EXERCISE REQUIREMENTS: From the listing below, extract each entry exactly as written, minus the images.
┄┄┄┄┄┄
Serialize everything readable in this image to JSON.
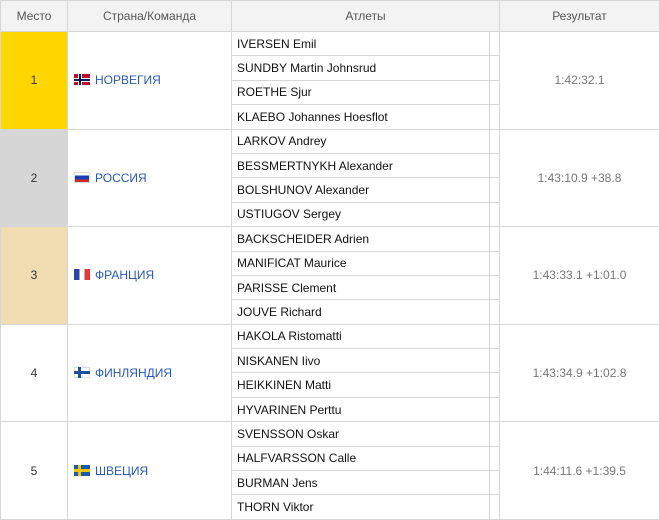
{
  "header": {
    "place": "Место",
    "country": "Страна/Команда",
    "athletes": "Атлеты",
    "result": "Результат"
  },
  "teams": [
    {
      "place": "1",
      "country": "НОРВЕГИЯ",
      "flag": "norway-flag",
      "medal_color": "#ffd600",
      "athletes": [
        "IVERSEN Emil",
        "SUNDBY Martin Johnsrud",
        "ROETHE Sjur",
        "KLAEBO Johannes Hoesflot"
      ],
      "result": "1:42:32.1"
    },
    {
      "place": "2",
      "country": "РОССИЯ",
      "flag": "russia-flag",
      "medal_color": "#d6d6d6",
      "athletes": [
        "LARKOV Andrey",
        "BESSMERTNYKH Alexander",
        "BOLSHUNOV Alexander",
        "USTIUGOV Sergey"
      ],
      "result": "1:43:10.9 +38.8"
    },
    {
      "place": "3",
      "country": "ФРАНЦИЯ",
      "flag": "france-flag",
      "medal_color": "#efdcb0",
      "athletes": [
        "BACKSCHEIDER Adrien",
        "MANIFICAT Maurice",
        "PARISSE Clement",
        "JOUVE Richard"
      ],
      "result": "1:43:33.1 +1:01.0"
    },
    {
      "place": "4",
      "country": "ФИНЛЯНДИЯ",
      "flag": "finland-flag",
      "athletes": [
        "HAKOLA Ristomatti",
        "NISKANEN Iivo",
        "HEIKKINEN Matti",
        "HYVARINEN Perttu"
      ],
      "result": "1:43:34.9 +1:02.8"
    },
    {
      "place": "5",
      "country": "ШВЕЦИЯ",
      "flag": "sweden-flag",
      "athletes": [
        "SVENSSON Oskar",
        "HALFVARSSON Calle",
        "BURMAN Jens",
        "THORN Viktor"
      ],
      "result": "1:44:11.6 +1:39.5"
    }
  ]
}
┄┄┄┄┄┄
RESULT:
Serialize everything readable in this image to JSON.
{
  "header": {
    "place": "Место",
    "country": "Страна/Команда",
    "athletes": "Атлеты",
    "result": "Результат"
  },
  "teams": [
    {
      "place": "1",
      "country": "НОРВЕГИЯ",
      "flag": "norway-flag",
      "medal_color": "#ffd600",
      "athletes": [
        "IVERSEN Emil",
        "SUNDBY Martin Johnsrud",
        "ROETHE Sjur",
        "KLAEBO Johannes Hoesflot"
      ],
      "result": "1:42:32.1"
    },
    {
      "place": "2",
      "country": "РОССИЯ",
      "flag": "russia-flag",
      "medal_color": "#d6d6d6",
      "athletes": [
        "LARKOV Andrey",
        "BESSMERTNYKH Alexander",
        "BOLSHUNOV Alexander",
        "USTIUGOV Sergey"
      ],
      "result": "1:43:10.9 +38.8"
    },
    {
      "place": "3",
      "country": "ФРАНЦИЯ",
      "flag": "france-flag",
      "medal_color": "#efdcb0",
      "athletes": [
        "BACKSCHEIDER Adrien",
        "MANIFICAT Maurice",
        "PARISSE Clement",
        "JOUVE Richard"
      ],
      "result": "1:43:33.1 +1:01.0"
    },
    {
      "place": "4",
      "country": "ФИНЛЯНДИЯ",
      "flag": "finland-flag",
      "athletes": [
        "HAKOLA Ristomatti",
        "NISKANEN Iivo",
        "HEIKKINEN Matti",
        "HYVARINEN Perttu"
      ],
      "result": "1:43:34.9 +1:02.8"
    },
    {
      "place": "5",
      "country": "ШВЕЦИЯ",
      "flag": "sweden-flag",
      "athletes": [
        "SVENSSON Oskar",
        "HALFVARSSON Calle",
        "BURMAN Jens",
        "THORN Viktor"
      ],
      "result": "1:44:11.6 +1:39.5"
    }
  ]
}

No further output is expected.